Read through the entries below and return each line with the word "mean".
— start —
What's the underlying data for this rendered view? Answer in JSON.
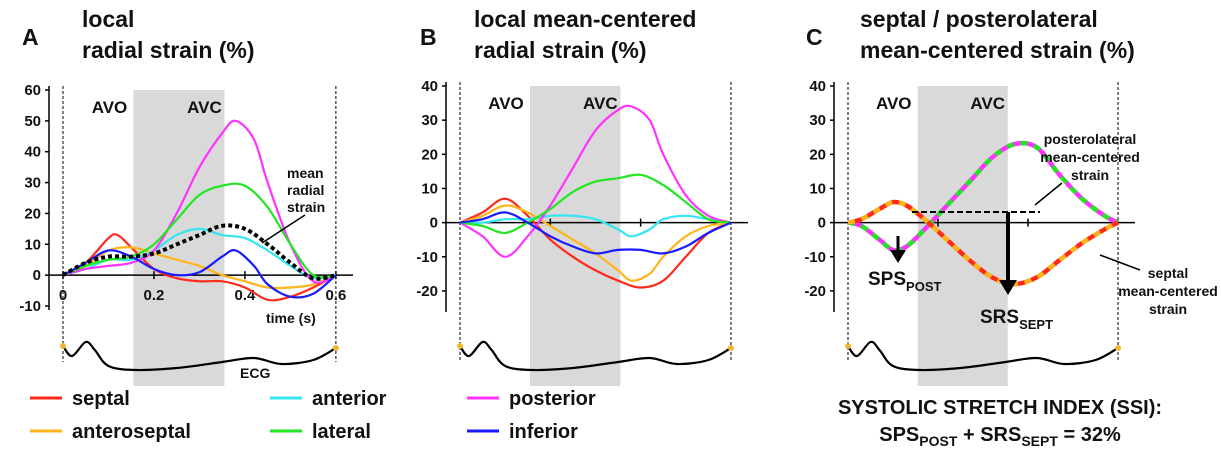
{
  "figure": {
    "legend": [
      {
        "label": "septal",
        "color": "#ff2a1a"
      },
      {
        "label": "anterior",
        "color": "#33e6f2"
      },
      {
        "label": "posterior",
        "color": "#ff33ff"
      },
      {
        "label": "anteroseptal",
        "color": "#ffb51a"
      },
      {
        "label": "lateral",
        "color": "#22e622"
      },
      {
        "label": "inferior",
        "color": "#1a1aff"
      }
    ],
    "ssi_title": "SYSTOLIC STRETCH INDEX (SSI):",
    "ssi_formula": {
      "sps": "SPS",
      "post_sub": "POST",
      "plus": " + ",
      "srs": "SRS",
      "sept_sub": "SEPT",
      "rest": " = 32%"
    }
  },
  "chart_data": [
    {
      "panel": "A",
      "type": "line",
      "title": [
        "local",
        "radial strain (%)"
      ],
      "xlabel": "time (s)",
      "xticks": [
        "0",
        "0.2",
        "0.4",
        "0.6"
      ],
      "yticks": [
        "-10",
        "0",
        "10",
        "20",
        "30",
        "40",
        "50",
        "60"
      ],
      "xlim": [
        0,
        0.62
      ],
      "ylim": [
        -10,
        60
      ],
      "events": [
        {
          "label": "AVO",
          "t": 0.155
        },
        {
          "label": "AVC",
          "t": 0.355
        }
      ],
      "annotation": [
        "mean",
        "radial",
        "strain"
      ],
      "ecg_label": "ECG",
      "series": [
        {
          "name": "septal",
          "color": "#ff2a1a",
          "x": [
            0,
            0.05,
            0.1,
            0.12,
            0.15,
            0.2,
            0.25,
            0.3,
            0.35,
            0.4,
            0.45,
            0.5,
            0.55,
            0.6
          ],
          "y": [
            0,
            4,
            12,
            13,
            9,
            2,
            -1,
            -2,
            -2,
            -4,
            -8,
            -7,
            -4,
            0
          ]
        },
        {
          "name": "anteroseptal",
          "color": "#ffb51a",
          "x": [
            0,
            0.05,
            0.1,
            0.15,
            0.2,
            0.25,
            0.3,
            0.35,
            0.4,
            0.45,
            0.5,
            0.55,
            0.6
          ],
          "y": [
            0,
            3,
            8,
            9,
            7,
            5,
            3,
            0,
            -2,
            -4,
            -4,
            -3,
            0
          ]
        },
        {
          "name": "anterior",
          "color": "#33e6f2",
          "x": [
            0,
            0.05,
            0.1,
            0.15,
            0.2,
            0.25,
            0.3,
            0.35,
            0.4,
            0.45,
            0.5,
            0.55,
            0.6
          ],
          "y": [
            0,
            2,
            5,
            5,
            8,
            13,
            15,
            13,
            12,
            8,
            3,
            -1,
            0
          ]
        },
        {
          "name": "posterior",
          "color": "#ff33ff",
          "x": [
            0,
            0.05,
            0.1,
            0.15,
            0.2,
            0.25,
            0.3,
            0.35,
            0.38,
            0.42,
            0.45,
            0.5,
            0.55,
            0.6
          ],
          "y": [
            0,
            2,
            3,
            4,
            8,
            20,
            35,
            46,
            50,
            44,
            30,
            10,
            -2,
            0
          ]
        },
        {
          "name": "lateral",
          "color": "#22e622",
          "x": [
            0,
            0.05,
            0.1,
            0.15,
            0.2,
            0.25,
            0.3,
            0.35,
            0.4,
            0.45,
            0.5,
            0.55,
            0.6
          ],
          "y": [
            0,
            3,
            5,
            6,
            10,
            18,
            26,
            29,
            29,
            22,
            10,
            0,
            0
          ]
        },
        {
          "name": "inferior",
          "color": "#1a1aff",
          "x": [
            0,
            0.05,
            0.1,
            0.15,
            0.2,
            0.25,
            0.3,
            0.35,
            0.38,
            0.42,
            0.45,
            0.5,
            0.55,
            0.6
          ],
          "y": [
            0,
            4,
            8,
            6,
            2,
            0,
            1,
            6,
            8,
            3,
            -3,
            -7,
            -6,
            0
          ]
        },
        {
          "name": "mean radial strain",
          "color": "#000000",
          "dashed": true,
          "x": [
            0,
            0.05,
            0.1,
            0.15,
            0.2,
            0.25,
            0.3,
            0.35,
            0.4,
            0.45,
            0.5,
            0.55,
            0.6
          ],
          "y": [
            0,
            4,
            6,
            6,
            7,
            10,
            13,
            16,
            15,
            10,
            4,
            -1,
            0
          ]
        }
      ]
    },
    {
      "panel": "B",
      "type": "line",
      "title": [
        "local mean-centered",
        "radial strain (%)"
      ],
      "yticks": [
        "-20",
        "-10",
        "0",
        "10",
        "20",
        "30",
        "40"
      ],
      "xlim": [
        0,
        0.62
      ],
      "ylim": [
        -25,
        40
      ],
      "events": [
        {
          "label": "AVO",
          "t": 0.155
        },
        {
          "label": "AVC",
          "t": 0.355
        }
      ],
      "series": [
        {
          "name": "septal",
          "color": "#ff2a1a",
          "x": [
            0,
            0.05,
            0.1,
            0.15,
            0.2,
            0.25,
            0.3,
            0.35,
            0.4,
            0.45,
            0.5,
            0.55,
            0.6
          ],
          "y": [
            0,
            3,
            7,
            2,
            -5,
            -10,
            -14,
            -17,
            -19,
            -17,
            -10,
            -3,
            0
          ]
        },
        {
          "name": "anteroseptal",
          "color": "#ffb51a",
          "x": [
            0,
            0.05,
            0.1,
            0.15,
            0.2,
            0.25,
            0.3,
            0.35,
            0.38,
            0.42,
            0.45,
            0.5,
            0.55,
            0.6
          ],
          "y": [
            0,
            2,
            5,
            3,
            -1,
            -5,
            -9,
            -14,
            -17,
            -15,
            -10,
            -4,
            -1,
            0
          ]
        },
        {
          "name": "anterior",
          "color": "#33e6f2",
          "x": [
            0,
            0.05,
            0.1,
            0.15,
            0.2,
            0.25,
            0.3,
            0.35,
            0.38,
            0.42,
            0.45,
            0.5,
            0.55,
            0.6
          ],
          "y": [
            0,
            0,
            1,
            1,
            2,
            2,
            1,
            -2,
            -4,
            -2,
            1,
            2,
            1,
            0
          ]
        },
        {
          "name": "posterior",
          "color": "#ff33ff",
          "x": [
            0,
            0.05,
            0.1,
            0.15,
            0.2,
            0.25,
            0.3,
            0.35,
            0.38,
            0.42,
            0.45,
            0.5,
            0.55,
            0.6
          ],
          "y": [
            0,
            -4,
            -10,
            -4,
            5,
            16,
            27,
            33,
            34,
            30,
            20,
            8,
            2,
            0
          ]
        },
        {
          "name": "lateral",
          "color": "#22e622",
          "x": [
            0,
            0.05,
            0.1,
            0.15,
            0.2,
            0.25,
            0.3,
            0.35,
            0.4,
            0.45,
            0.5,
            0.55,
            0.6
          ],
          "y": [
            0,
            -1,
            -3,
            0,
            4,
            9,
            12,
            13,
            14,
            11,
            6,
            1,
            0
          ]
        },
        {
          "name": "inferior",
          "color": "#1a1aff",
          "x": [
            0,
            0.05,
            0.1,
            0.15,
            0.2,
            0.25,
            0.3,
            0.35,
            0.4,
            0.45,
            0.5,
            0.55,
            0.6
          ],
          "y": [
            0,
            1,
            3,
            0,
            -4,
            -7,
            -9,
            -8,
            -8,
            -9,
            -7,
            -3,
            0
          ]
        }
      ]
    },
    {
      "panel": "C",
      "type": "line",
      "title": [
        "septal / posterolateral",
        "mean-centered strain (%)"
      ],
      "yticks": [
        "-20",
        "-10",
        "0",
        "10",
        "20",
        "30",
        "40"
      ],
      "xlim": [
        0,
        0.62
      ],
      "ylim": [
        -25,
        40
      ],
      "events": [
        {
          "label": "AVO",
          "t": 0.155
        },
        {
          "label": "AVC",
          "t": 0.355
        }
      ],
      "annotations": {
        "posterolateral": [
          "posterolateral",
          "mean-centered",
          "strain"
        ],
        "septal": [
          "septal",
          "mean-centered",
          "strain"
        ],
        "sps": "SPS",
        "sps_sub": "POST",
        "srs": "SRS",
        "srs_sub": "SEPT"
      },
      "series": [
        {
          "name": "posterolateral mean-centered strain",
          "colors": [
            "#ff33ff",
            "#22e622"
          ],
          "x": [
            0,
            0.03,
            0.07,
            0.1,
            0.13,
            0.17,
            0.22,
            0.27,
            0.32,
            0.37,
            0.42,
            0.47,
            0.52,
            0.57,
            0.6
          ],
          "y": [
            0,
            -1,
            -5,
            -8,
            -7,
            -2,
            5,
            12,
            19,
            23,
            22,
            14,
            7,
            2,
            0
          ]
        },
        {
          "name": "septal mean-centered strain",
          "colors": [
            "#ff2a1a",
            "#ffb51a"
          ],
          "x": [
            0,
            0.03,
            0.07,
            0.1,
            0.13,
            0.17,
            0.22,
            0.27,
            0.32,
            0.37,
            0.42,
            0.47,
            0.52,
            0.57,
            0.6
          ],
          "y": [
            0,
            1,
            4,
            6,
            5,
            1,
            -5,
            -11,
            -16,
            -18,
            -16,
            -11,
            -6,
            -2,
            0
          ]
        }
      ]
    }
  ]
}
— end —
_Solution_
        "mean",
          "name": "mean radial strain",
        "local mean-centered",
        "mean-centered strain (%)"
          "mean-centered",
          "mean-centered",
          "name": "posterolateral mean-centered strain",
          "name": "septal mean-centered strain",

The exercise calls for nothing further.